AIM
Search the records for "English". Copy every line where it appears.
• • •
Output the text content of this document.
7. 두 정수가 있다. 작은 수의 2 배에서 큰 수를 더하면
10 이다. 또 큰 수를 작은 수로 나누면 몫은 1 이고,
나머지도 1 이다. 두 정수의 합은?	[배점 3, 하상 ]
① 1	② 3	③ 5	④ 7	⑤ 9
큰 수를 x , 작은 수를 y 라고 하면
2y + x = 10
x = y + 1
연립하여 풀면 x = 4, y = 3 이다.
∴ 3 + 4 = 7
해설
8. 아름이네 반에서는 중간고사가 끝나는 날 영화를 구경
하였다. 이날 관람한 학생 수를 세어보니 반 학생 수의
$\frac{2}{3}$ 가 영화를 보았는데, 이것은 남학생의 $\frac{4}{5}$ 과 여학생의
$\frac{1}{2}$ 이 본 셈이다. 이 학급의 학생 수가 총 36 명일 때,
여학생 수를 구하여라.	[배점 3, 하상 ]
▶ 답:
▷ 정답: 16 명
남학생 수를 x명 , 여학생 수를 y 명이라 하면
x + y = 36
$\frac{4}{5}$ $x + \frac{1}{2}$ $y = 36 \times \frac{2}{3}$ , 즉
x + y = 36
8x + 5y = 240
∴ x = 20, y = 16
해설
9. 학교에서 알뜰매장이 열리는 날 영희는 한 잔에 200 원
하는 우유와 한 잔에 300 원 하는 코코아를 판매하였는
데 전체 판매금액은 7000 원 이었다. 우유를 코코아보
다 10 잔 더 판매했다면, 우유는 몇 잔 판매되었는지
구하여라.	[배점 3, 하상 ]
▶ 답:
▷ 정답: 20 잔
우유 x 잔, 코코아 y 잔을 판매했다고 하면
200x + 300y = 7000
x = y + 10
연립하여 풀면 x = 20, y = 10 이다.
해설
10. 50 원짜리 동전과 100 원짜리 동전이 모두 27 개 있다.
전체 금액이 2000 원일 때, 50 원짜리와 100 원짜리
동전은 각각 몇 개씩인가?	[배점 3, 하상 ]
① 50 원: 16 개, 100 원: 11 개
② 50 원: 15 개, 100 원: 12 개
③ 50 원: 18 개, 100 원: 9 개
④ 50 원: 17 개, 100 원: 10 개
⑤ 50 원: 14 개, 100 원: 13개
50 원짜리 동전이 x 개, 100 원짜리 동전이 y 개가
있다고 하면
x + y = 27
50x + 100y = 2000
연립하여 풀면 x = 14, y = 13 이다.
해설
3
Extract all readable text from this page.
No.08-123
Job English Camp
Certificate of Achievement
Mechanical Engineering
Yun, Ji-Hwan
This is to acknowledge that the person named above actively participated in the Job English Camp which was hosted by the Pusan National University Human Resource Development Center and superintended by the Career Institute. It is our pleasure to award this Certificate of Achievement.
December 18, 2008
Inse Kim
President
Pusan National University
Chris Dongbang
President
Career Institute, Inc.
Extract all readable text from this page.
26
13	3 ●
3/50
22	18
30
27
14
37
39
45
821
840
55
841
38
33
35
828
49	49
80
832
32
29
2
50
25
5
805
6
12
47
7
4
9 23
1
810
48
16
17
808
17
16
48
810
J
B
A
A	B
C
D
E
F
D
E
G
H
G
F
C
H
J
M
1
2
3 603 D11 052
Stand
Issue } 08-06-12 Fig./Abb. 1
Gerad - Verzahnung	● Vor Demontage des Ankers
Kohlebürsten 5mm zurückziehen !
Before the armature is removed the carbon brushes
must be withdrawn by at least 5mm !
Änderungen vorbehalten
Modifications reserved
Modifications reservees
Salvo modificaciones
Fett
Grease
• • •
THE OUTPUT
Job English Camp
This is to acknowledge that the person named above actively participated in the Job English Camp which was hosted by the Pusan National University Human Resource Development Center and superintended by the Career Institute. It is our pleasure to award this Certificate of Achievement.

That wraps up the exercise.